OBJECTIVE - Repeat the listing below in full, exactly as it stands.

[Dataset entries]
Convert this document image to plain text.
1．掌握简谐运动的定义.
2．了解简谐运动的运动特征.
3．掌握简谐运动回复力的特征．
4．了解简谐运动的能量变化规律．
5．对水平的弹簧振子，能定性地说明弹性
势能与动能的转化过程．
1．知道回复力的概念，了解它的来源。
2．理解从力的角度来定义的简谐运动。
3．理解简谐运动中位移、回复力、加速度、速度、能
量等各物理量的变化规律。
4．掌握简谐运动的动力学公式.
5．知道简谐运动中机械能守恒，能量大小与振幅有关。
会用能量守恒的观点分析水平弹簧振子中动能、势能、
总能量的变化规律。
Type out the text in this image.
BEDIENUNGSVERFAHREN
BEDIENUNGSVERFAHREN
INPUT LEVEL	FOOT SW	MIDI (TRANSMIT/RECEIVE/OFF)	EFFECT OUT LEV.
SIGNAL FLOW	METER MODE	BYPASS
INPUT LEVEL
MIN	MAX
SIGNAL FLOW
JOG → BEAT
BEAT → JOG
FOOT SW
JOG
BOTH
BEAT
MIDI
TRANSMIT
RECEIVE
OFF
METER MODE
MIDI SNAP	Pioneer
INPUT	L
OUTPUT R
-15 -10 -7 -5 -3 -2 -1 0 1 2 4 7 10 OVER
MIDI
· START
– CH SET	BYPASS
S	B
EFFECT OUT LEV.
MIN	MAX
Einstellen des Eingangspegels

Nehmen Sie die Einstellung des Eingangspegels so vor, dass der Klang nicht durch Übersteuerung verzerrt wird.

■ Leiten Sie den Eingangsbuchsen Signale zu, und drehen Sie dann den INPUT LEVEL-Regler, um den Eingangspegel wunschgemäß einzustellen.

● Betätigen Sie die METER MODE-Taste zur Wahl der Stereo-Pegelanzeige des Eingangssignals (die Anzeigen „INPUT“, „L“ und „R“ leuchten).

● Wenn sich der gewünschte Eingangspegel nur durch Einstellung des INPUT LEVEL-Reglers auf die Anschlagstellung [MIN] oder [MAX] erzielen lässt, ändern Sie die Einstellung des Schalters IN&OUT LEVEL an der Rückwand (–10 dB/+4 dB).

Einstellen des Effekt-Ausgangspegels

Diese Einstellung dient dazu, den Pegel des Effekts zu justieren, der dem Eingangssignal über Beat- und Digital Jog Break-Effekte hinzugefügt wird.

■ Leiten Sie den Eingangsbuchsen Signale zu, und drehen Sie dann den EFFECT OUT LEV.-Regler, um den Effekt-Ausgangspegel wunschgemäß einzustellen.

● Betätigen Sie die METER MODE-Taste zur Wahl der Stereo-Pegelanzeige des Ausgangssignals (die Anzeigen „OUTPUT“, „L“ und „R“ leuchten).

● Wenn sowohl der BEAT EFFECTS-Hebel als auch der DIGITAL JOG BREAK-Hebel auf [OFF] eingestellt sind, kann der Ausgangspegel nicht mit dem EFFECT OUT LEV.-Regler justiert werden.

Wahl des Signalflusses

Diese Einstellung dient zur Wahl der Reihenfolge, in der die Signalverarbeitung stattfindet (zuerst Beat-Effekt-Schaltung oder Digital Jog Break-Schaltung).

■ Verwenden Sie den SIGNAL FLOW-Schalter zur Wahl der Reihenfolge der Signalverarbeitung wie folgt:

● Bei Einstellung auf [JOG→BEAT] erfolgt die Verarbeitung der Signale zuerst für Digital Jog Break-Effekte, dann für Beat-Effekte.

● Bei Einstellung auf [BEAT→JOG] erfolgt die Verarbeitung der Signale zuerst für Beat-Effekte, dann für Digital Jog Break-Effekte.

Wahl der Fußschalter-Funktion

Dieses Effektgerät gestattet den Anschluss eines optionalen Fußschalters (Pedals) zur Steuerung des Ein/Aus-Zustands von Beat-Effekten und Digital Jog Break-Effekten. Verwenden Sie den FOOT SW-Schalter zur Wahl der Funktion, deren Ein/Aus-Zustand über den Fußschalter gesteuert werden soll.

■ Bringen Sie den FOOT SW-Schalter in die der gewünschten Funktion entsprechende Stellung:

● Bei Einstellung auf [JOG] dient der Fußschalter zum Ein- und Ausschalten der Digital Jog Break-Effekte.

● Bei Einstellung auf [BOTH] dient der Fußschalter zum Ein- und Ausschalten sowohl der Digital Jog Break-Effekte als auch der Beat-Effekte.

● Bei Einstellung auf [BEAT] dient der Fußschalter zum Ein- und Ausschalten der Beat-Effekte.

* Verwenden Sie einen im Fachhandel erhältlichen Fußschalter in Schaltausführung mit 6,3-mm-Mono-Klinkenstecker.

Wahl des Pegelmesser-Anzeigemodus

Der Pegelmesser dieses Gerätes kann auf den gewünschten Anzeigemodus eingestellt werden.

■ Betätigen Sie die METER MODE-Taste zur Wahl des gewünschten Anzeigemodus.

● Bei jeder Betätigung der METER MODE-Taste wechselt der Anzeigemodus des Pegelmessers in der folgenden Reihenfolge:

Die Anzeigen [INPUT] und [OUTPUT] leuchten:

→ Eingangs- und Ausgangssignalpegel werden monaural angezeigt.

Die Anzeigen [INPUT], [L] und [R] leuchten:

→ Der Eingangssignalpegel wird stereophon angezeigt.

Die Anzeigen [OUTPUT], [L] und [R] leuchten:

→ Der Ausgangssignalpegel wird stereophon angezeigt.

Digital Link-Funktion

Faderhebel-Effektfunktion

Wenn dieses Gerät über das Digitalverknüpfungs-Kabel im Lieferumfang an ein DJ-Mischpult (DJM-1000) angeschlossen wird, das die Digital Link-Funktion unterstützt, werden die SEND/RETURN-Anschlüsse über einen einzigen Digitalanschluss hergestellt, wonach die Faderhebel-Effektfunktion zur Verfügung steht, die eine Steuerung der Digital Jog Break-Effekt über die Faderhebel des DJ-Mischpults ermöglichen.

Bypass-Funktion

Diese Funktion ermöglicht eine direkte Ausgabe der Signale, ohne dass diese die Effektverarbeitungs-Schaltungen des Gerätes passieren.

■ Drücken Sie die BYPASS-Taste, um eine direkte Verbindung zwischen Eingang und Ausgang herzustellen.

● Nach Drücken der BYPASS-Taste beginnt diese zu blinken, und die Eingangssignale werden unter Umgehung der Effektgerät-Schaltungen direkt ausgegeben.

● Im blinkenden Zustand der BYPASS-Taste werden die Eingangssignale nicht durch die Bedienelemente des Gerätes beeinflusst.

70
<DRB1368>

RESULT OF THE TASK -
Convert this document image to plain text.
1．掌握简谐运动的定义.
2．了解简谐运动的运动特征.
3．掌握简谐运动回复力的特征．
4．了解简谐运动的能量变化规律．
5．对水平的弹簧振子，能定性地说明弹性
势能与动能的转化过程．
1．知道回复力的概念，了解它的来源。
2．理解从力的角度来定义的简谐运动。
3．理解简谐运动中位移、回复力、加速度、速度、能
量等各物理量的变化规律。
4．掌握简谐运动的动力学公式.
5．知道简谐运动中机械能守恒，能量大小与振幅有关。
会用能量守恒的观点分析水平弹簧振子中动能、势能、
总能量的变化规律。
Type out the text in this image.
BEDIENUNGSVERFAHREN
BEDIENUNGSVERFAHREN
INPUT LEVEL	FOOT SW	MIDI (TRANSMIT/RECEIVE/OFF)	EFFECT OUT LEV.
SIGNAL FLOW	METER MODE	BYPASS
INPUT LEVEL
MIN	MAX
SIGNAL FLOW
JOG → BEAT
BEAT → JOG
FOOT SW
JOG
BOTH
BEAT
MIDI
TRANSMIT
RECEIVE
OFF
METER MODE
MIDI SNAP	Pioneer
INPUT	L
OUTPUT R
-15 -10 -7 -5 -3 -2 -1 0 1 2 4 7 10 OVER
MIDI
· START
– CH SET	BYPASS
S	B
EFFECT OUT LEV.
MIN	MAX
Einstellen des Eingangspegels

Nehmen Sie die Einstellung des Eingangspegels so vor, dass der Klang nicht durch Übersteuerung verzerrt wird.

■ Leiten Sie den Eingangsbuchsen Signale zu, und drehen Sie dann den INPUT LEVEL-Regler, um den Eingangspegel wunschgemäß einzustellen.

● Betätigen Sie die METER MODE-Taste zur Wahl der Stereo-Pegelanzeige des Eingangssignals (die Anzeigen „INPUT“, „L“ und „R“ leuchten).

● Wenn sich der gewünschte Eingangspegel nur durch Einstellung des INPUT LEVEL-Reglers auf die Anschlagstellung [MIN] oder [MAX] erzielen lässt, ändern Sie die Einstellung des Schalters IN&OUT LEVEL an der Rückwand (–10 dB/+4 dB).

Einstellen des Effekt-Ausgangspegels

Diese Einstellung dient dazu, den Pegel des Effekts zu justieren, der dem Eingangssignal über Beat- und Digital Jog Break-Effekte hinzugefügt wird.

■ Leiten Sie den Eingangsbuchsen Signale zu, und drehen Sie dann den EFFECT OUT LEV.-Regler, um den Effekt-Ausgangspegel wunschgemäß einzustellen.

● Betätigen Sie die METER MODE-Taste zur Wahl der Stereo-Pegelanzeige des Ausgangssignals (die Anzeigen „OUTPUT“, „L“ und „R“ leuchten).

● Wenn sowohl der BEAT EFFECTS-Hebel als auch der DIGITAL JOG BREAK-Hebel auf [OFF] eingestellt sind, kann der Ausgangspegel nicht mit dem EFFECT OUT LEV.-Regler justiert werden.

Wahl des Signalflusses

Diese Einstellung dient zur Wahl der Reihenfolge, in der die Signalverarbeitung stattfindet (zuerst Beat-Effekt-Schaltung oder Digital Jog Break-Schaltung).

■ Verwenden Sie den SIGNAL FLOW-Schalter zur Wahl der Reihenfolge der Signalverarbeitung wie folgt:

● Bei Einstellung auf [JOG→BEAT] erfolgt die Verarbeitung der Signale zuerst für Digital Jog Break-Effekte, dann für Beat-Effekte.

● Bei Einstellung auf [BEAT→JOG] erfolgt die Verarbeitung der Signale zuerst für Beat-Effekte, dann für Digital Jog Break-Effekte.

Wahl der Fußschalter-Funktion

Dieses Effektgerät gestattet den Anschluss eines optionalen Fußschalters (Pedals) zur Steuerung des Ein/Aus-Zustands von Beat-Effekten und Digital Jog Break-Effekten. Verwenden Sie den FOOT SW-Schalter zur Wahl der Funktion, deren Ein/Aus-Zustand über den Fußschalter gesteuert werden soll.

■ Bringen Sie den FOOT SW-Schalter in die der gewünschten Funktion entsprechende Stellung:

● Bei Einstellung auf [JOG] dient der Fußschalter zum Ein- und Ausschalten der Digital Jog Break-Effekte.

● Bei Einstellung auf [BOTH] dient der Fußschalter zum Ein- und Ausschalten sowohl der Digital Jog Break-Effekte als auch der Beat-Effekte.

● Bei Einstellung auf [BEAT] dient der Fußschalter zum Ein- und Ausschalten der Beat-Effekte.

* Verwenden Sie einen im Fachhandel erhältlichen Fußschalter in Schaltausführung mit 6,3-mm-Mono-Klinkenstecker.

Wahl des Pegelmesser-Anzeigemodus

Der Pegelmesser dieses Gerätes kann auf den gewünschten Anzeigemodus eingestellt werden.

■ Betätigen Sie die METER MODE-Taste zur Wahl des gewünschten Anzeigemodus.

● Bei jeder Betätigung der METER MODE-Taste wechselt der Anzeigemodus des Pegelmessers in der folgenden Reihenfolge:

Die Anzeigen [INPUT] und [OUTPUT] leuchten:

→ Eingangs- und Ausgangssignalpegel werden monaural angezeigt.

Die Anzeigen [INPUT], [L] und [R] leuchten:

→ Der Eingangssignalpegel wird stereophon angezeigt.

Die Anzeigen [OUTPUT], [L] und [R] leuchten:

→ Der Ausgangssignalpegel wird stereophon angezeigt.

Digital Link-Funktion

Faderhebel-Effektfunktion

Wenn dieses Gerät über das Digitalverknüpfungs-Kabel im Lieferumfang an ein DJ-Mischpult (DJM-1000) angeschlossen wird, das die Digital Link-Funktion unterstützt, werden die SEND/RETURN-Anschlüsse über einen einzigen Digitalanschluss hergestellt, wonach die Faderhebel-Effektfunktion zur Verfügung steht, die eine Steuerung der Digital Jog Break-Effekt über die Faderhebel des DJ-Mischpults ermöglichen.

Bypass-Funktion

Diese Funktion ermöglicht eine direkte Ausgabe der Signale, ohne dass diese die Effektverarbeitungs-Schaltungen des Gerätes passieren.

■ Drücken Sie die BYPASS-Taste, um eine direkte Verbindung zwischen Eingang und Ausgang herzustellen.

● Nach Drücken der BYPASS-Taste beginnt diese zu blinken, und die Eingangssignale werden unter Umgehung der Effektgerät-Schaltungen direkt ausgegeben.

● Im blinkenden Zustand der BYPASS-Taste werden die Eingangssignale nicht durch die Bedienelemente des Gerätes beeinflusst.

70
<DRB1368>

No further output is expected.